## Problem to work on
Take every line from the data that has the word "PARP" in it.

## Material provided
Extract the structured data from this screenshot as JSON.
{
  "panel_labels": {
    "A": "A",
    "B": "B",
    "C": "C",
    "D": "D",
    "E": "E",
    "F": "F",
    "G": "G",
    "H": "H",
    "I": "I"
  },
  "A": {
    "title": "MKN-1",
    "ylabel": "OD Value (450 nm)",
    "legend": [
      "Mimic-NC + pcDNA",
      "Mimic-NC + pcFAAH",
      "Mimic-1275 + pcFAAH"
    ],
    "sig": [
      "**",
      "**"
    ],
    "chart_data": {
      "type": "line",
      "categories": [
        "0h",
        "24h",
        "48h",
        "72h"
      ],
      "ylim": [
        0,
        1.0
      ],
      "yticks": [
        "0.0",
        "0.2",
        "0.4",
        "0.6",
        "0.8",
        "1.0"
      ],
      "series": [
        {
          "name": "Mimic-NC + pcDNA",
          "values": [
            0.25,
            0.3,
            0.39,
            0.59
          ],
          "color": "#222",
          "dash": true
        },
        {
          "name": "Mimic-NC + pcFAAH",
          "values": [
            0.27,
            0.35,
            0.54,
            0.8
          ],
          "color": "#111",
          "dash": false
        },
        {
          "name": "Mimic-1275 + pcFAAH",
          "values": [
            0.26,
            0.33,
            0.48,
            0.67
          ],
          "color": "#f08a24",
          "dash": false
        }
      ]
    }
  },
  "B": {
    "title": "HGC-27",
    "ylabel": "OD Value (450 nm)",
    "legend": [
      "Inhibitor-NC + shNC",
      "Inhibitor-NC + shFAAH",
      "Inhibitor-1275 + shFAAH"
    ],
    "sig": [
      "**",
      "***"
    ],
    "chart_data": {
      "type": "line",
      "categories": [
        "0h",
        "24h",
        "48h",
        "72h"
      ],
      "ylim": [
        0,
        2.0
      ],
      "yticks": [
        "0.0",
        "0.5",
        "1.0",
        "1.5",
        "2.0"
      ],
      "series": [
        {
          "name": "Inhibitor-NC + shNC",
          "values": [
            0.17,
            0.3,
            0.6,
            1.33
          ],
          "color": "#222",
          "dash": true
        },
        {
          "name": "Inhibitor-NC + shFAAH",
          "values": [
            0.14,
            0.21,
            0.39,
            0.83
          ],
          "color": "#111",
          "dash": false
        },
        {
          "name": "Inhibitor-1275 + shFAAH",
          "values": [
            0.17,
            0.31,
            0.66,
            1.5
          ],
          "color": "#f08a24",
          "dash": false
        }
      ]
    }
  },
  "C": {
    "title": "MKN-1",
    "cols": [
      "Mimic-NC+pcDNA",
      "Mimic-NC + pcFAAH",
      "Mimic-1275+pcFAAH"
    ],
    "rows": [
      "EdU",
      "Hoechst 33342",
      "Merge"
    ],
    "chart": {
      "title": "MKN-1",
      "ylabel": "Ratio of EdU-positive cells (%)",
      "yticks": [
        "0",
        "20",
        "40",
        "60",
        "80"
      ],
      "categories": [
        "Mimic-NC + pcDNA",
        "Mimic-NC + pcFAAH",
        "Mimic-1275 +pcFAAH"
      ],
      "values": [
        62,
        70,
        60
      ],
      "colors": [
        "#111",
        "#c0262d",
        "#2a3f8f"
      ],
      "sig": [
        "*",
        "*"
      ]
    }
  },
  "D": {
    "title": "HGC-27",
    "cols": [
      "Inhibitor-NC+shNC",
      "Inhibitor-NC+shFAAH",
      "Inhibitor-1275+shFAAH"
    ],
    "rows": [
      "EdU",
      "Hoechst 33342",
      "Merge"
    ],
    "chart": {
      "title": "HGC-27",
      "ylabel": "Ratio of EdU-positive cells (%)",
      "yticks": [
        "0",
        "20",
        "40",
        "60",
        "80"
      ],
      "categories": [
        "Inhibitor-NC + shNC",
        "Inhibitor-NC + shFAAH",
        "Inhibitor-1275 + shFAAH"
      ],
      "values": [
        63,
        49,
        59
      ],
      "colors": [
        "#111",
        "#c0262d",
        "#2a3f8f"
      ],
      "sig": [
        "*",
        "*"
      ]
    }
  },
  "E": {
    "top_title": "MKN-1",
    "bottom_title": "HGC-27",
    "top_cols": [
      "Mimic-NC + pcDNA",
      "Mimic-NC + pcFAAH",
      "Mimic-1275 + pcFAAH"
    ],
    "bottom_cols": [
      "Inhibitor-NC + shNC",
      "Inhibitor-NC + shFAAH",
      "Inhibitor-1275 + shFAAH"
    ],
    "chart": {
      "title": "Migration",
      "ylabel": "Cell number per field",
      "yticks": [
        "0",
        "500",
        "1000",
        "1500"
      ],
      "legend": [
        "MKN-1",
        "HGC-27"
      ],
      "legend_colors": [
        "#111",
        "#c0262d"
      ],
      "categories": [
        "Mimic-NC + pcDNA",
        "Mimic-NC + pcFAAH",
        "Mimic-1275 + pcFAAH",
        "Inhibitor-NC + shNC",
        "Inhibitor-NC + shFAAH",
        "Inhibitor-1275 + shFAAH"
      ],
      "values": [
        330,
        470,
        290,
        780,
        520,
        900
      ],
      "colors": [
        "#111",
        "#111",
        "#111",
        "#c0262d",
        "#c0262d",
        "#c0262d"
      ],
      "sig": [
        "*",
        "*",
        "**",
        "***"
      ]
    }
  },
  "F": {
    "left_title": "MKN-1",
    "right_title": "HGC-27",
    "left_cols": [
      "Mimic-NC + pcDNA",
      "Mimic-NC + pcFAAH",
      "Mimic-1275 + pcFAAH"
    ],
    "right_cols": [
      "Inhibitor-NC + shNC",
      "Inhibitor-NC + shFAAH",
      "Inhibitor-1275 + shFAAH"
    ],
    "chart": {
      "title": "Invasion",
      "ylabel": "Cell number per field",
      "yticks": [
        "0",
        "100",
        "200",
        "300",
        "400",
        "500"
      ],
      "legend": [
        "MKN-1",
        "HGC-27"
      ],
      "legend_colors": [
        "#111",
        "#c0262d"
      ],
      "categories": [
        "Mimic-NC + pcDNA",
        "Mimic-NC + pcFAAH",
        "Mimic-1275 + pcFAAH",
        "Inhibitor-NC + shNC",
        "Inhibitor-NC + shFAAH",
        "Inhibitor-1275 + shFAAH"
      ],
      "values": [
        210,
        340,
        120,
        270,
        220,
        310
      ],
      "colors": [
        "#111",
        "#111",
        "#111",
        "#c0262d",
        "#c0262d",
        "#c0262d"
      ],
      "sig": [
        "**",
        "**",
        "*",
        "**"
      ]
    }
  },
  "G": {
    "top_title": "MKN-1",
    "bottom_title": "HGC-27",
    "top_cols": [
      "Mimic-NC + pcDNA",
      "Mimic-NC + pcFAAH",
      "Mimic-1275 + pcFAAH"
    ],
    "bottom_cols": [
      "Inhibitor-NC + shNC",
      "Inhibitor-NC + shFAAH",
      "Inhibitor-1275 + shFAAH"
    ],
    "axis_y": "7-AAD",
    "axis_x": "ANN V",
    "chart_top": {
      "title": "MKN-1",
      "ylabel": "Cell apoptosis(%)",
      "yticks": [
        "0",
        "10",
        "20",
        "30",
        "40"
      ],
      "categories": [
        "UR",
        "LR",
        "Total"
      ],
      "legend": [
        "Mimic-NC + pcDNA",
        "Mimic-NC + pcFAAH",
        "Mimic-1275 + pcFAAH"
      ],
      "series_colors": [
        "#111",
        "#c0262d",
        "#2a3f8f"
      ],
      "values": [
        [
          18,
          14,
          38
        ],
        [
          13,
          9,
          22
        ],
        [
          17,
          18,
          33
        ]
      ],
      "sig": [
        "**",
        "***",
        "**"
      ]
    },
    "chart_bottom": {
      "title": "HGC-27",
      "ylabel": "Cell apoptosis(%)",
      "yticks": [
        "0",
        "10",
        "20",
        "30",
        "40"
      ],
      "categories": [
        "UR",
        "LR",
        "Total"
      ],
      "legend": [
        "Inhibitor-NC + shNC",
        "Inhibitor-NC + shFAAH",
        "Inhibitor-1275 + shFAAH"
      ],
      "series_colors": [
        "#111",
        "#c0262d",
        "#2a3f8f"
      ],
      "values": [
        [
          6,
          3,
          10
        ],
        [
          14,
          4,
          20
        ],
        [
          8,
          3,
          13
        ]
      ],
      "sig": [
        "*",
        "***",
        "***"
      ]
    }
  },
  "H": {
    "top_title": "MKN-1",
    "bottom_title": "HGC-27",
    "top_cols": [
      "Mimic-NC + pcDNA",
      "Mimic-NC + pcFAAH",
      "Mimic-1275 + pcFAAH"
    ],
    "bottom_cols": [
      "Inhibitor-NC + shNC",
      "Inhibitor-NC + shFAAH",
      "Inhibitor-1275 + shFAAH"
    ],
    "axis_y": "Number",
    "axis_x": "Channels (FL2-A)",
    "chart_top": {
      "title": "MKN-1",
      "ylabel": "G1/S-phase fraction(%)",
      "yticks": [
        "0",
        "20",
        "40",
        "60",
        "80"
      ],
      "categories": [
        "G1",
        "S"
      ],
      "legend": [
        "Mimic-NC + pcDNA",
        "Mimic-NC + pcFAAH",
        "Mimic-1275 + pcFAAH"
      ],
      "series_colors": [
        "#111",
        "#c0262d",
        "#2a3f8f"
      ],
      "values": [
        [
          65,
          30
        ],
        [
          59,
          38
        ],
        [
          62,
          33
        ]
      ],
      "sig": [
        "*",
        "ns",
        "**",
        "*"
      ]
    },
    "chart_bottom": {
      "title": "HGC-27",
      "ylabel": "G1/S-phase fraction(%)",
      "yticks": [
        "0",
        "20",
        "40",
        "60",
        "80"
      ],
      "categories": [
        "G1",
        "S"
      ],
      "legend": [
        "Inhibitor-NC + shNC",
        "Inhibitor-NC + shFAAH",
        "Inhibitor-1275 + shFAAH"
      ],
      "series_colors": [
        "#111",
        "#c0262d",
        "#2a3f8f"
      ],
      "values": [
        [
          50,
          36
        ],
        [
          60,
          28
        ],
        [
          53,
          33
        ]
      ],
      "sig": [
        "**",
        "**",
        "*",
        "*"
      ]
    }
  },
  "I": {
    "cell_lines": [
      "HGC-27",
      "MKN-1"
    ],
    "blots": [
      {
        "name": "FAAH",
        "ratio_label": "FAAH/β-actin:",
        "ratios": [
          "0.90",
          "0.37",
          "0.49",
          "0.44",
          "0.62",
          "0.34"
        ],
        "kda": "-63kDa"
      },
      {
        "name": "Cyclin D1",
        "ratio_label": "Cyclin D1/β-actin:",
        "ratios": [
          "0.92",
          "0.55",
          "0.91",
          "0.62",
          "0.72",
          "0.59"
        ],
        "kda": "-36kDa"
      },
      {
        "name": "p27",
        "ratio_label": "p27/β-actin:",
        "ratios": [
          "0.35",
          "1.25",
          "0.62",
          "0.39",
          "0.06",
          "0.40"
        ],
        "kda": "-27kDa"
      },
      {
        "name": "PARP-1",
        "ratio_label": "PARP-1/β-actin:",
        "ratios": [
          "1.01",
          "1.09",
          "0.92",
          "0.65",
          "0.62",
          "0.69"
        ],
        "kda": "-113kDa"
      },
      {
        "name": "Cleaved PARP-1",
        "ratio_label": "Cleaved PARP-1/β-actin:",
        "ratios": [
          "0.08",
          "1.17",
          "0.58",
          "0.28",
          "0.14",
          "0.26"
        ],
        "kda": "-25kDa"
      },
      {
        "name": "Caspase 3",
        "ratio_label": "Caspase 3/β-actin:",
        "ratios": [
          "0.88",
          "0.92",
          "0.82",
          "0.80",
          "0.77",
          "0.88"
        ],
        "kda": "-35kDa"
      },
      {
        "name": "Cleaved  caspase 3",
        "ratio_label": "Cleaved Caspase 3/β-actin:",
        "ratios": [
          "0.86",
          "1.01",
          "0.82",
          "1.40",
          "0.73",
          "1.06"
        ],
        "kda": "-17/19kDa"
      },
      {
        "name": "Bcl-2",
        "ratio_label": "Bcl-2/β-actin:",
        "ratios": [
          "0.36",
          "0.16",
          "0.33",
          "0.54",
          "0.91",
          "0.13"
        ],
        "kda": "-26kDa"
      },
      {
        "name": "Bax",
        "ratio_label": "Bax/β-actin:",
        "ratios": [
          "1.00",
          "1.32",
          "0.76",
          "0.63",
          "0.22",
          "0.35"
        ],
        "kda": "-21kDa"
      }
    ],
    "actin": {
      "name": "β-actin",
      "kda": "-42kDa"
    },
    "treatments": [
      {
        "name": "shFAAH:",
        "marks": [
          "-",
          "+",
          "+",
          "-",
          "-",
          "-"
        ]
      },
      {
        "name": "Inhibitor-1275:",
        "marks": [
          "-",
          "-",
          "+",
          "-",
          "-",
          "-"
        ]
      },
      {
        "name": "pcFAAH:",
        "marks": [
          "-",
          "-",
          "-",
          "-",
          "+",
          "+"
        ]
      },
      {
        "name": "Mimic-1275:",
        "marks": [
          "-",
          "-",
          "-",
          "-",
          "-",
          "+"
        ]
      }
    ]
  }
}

## Answer
        "name": "PARP-1",
        "ratio_label": "PARP-1/β-actin:",
        "name": "Cleaved PARP-1",
        "ratio_label": "Cleaved PARP-1/β-actin:",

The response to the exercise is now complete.